**Data rows:**
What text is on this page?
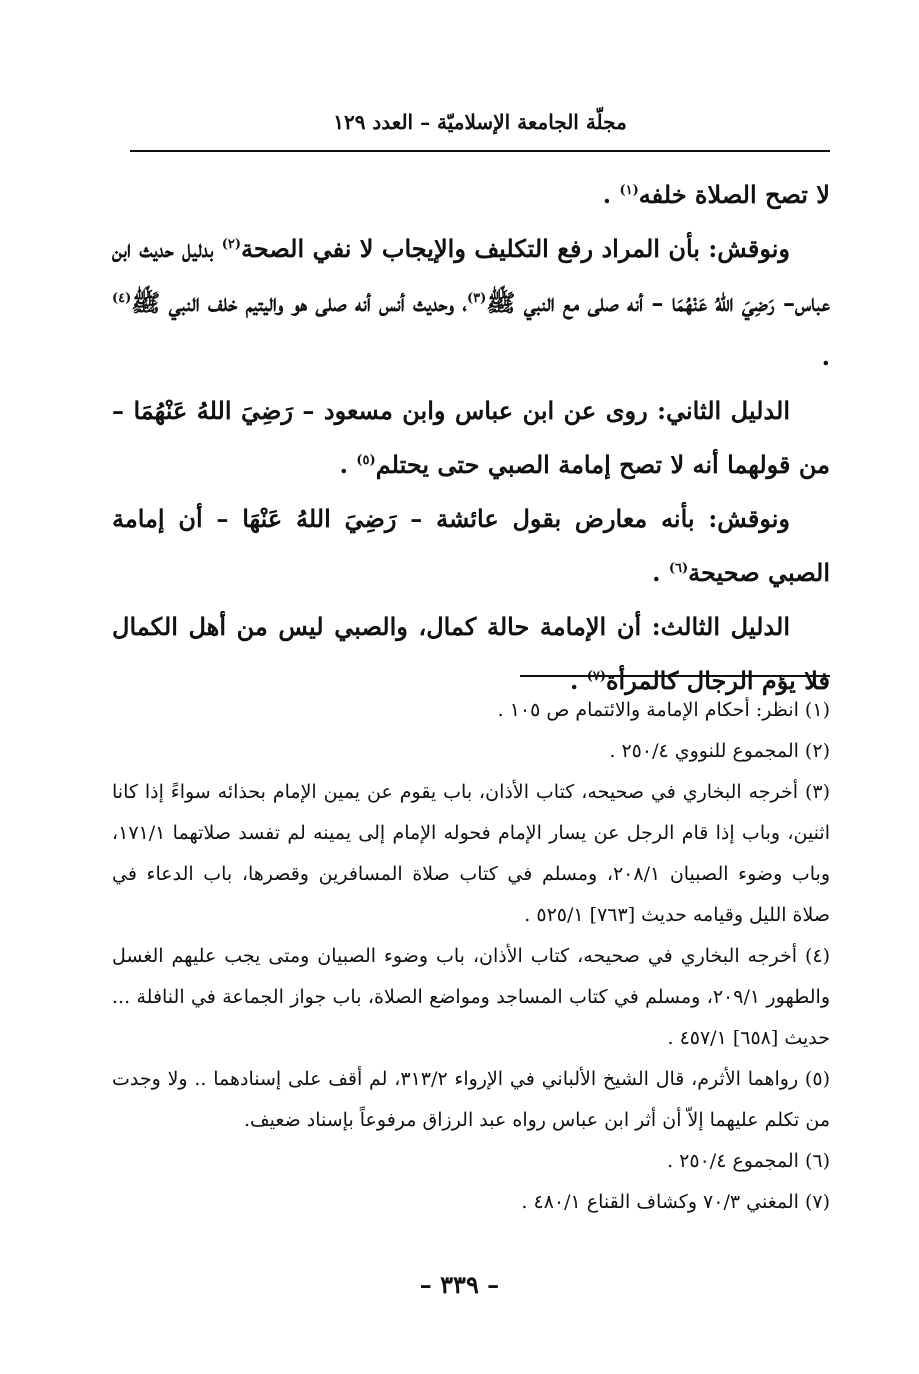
مجلّة الجامعة الإسلاميّة – العدد ١٢٩

لا تصح الصلاة خلفه$^{(١)}$ .

ونوقش: بأن المراد رفع التكليف والإيجاب لا نفي الصحة$^{(٢)}$ بدليل حديث ابن عباس– رَضِيَ اللهُ عَنْهُمَا – أنه صلى مع النبي ﷺ$^{(٣)}$، وحديث أنس أنه صلى هو واليتيم خلف النبي ﷺ$^{(٤)}$ .

الدليل الثاني: روى عن ابن عباس وابن مسعود – رَضِيَ اللهُ عَنْهُمَا – من قولهما أنه لا تصح إمامة الصبي حتى يحتلم$^{(٥)}$ .

ونوقش: بأنه معارض بقول عائشة – رَضِيَ اللهُ عَنْهَا – أن إمامة الصبي صحيحة$^{(٦)}$ .

الدليل الثالث: أن الإمامة حالة كمال، والصبي ليس من أهل الكمال فلا يؤم الرجال كالمرأة$^{(٧)}$ .

(١) انظر: أحكام الإمامة والائتمام ص ١٠٥ .

(٢) المجموع للنووي ٢٥٠/٤ .

(٣) أخرجه البخاري في صحيحه، كتاب الأذان، باب يقوم عن يمين الإمام بحذائه سواءً إذا كانا اثنين، وباب إذا قام الرجل عن يسار الإمام فحوله الإمام إلى يمينه لم تفسد صلاتهما ١٧١/١، وباب وضوء الصبيان ٢٠٨/١، ومسلم في كتاب صلاة المسافرين وقصرها، باب الدعاء في صلاة الليل وقيامه حديث [٧٦٣] ٥٢٥/١ .

(٤) أخرجه البخاري في صحيحه، كتاب الأذان، باب وضوء الصبيان ومتى يجب عليهم الغسل والطهور ٢٠٩/١، ومسلم في كتاب المساجد ومواضع الصلاة، باب جواز الجماعة في النافلة ... حديث [٦٥٨] ٤٥٧/١ .

(٥) رواهما الأثرم، قال الشيخ الألباني في الإرواء ٣١٣/٢، لم أقف على إسنادهما .. ولا وجدت من تكلم عليهما إلاّ أن أثر ابن عباس رواه عبد الرزاق مرفوعاً بإسناد ضعيف.

(٦) المجموع ٢٥٠/٤ .

(٧) المغني ٧٠/٣ وكشاف القناع ٤٨٠/١ .

– ٣٣٩ –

**Task details:**
Copy the records exactly. Skip the pictures.

**Exercise result:**
What text is on this page?
مجلّة الجامعة الإسلاميّة – العدد ١٢٩

لا تصح الصلاة خلفه$^{(١)}$ .

ونوقش: بأن المراد رفع التكليف والإيجاب لا نفي الصحة$^{(٢)}$ بدليل حديث ابن عباس– رَضِيَ اللهُ عَنْهُمَا – أنه صلى مع النبي ﷺ$^{(٣)}$، وحديث أنس أنه صلى هو واليتيم خلف النبي ﷺ$^{(٤)}$ .

الدليل الثاني: روى عن ابن عباس وابن مسعود – رَضِيَ اللهُ عَنْهُمَا – من قولهما أنه لا تصح إمامة الصبي حتى يحتلم$^{(٥)}$ .

ونوقش: بأنه معارض بقول عائشة – رَضِيَ اللهُ عَنْهَا – أن إمامة الصبي صحيحة$^{(٦)}$ .

الدليل الثالث: أن الإمامة حالة كمال، والصبي ليس من أهل الكمال فلا يؤم الرجال كالمرأة$^{(٧)}$ .

(١) انظر: أحكام الإمامة والائتمام ص ١٠٥ .

(٢) المجموع للنووي ٢٥٠/٤ .

(٣) أخرجه البخاري في صحيحه، كتاب الأذان، باب يقوم عن يمين الإمام بحذائه سواءً إذا كانا اثنين، وباب إذا قام الرجل عن يسار الإمام فحوله الإمام إلى يمينه لم تفسد صلاتهما ١٧١/١، وباب وضوء الصبيان ٢٠٨/١، ومسلم في كتاب صلاة المسافرين وقصرها، باب الدعاء في صلاة الليل وقيامه حديث [٧٦٣] ٥٢٥/١ .

(٤) أخرجه البخاري في صحيحه، كتاب الأذان، باب وضوء الصبيان ومتى يجب عليهم الغسل والطهور ٢٠٩/١، ومسلم في كتاب المساجد ومواضع الصلاة، باب جواز الجماعة في النافلة ... حديث [٦٥٨] ٤٥٧/١ .

(٥) رواهما الأثرم، قال الشيخ الألباني في الإرواء ٣١٣/٢، لم أقف على إسنادهما .. ولا وجدت من تكلم عليهما إلاّ أن أثر ابن عباس رواه عبد الرزاق مرفوعاً بإسناد ضعيف.

(٦) المجموع ٢٥٠/٤ .

(٧) المغني ٧٠/٣ وكشاف القناع ٤٨٠/١ .

– ٣٣٩ –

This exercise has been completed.